SELECTED PASSAGE:
--- START ---
Let’s also limit the dictionary size to 100 words.
count_vectorizer = CountVectorizer(max_features=100, stop_words="english")
x_train_baseline = count_vectorizer.fit_transform(data_train["description"])
y_train_baseline = data_train["category"]
x_test_baseline = count_vectorizer.transform(data_test["description"])
y_test_baseline = data_test["category"]
x_train_baseline = x_train_baseline.toarray()
x_test_baseline = x_test_baseline.toarray()
I’m planning to use logistic regression as a model, so I need to normalize counter features before training.
ss = StandardScaler()
x_train_baseline = ss.fit_transform(x_train_baseline)
x_test_baseline = ss.transform(x_test_baseline)
lr = LogisticRegression()
lr.fit(x_train_baseline, y_train_baseline)
balanced_accuracy_score(y_test_baseline, lr.predict(x_test_baseline))
# >>> 0.752
Multi-class logistic regression showed 75.2% balanced accuracy. This is a great baseline!
Although the overall classification quality is not great, the model can still give us some insights. Let’s look at the confusion matrix, normalized by the number of predicted labels. The X-axis denotes the predicted category, and the Y-axis – the real category. Looking at each column we can see the distribution of real categories when a certain category was predicted.
Confusion matrix for baseline solution.
For example, Electronics
is frequently confused with Household
. But even this simple model can capture Clothing & Accessories
quite precisely.
Here are feature importances when predicting Clothing & Accessories
category:
Feature importances for baseline solution for label ‘Clothing & Accessories’
Top-6 most contributing words towards and against Clothing & Accessories
category:
women 1.49 book -2.03
men 0.93 table -1.47
cotton 0.92 author -1.11
wear 0.69 books -1.10
fit 0.40 led -0.90
stainless 0.36 cable -0.85
RNNs
Now let’s consider more advanced models, designed specifically to work with sequences – recurrent neural networks. GRU and LSTM are common advanced layers to fight the exploding gradients that occur in simple RNNs.
We’ll use pytorch
library to tokenize descriptions, and build and train a model.
--- END ---
EXTRACTED RECORDS:
--- START ---
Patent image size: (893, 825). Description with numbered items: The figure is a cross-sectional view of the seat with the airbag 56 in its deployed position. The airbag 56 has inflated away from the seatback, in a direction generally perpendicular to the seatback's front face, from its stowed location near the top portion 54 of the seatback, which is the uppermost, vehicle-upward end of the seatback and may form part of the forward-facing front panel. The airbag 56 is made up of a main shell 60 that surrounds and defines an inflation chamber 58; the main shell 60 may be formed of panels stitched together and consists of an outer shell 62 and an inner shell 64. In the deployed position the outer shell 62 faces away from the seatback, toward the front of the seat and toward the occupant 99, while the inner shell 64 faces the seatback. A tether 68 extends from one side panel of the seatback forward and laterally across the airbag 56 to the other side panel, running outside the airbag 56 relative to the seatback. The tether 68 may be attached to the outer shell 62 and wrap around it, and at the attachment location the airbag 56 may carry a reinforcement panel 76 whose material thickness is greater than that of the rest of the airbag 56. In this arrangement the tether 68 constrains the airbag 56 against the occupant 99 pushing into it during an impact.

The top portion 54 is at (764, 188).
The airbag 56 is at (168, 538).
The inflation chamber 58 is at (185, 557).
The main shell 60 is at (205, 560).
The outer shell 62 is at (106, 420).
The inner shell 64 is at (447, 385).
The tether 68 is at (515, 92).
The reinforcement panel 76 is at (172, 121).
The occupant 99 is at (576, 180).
--- END ---
--- START ---
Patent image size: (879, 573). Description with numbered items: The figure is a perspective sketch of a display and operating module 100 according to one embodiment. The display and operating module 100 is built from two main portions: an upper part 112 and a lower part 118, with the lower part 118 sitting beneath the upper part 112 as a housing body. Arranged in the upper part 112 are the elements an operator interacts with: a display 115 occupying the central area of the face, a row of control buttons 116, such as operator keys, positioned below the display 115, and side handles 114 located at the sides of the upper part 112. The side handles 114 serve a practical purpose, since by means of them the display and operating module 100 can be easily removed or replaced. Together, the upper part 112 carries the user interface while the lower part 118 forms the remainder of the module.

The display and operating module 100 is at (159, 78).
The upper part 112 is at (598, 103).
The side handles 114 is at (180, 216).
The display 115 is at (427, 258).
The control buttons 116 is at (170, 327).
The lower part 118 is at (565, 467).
--- END ---
PROBLEM A: In the text classification tutorial, why does the author scale the word-count features with a StandardScaler before training? Answer in one to three sentences.
PROBLEM B: Which category does the text classification tutorial say Electronics is frequently confused with?
PROBLEM C: Write the next part of the text classification tutorial, picking up after its final sentence.

WRITTEN RESPONSE A: The author plans to use logistic regression as the model, so the counter features have to be normalized before training.

WRITTEN RESPONSE B: Household.

WRITTEN RESPONSE C:
First, we need to transform texts into numbers:
- Split descriptions into words
- Assign an index to each word in the corpus based on the training dataset
- Reserve special indices for unknown words and padding
- Transform each description in train and test datasets into vectors of indices.
The vocabulary we get from simply tokenizing the train dataset is large – almost 90k words. The more words we have, the larger the embedding space the model has to learn. To simplify the training, let’s remove the rarest words from it and leave only those that appear in at least 3% of descriptions. This will truncate the vocabulary down to 340 words.
(find full CorpusDictionary
implementation here)
corpus_dict = util.CorpusDictionary(data_train["description"])
corpus_dict.truncate_dictionary(min_frequency=0.03)
data_train["vector"] = corpus_dict.transform(data_train["description"])
data_test["vector"] = corpus_dict.transform(data_test["description"])
print(data_train["vector"].head())
# 28453 [1, 1, 1, 1, 12, 1, 2, 1, 6, 1, 1, 1, 1, 1, 6,...
# 48884 [1, 1, 13, 34, 3, 1, 1, 38, 12, 21, 2, 1, 37, ...
# 36550 [1, 60, 61, 1, 62, 60, 61, 1, 1, 1, 1, 10, 1, ...
# 34999 [1, 34, 1, 1, 75, 60, 61, 1, 1, 72, 1, 1, 67, ...
# 19183 [1, 83, 1, 1, 87, 1, 1, 1, 12, 21, 42, 1, 2, 1...
# Name: vector, dtype: object
The next thing we need to decide is the common length of the vectors that we are going to feed as inputs into RNN. We don’t want to use full vectors, because the longest description contains 9.4k tokens.
However, 95% of the descriptions in the train dataset are no longer than 352 tokens – that’s a good length for trimming. What’s going to happen with shorter descriptions?
They are going to be padded with padding index up to the common length.
print(max(data_train["vector"].apply(len)))
# >>> 9388
print(int(np.quantile(data_train["vector"].apply(len), q=0.95)))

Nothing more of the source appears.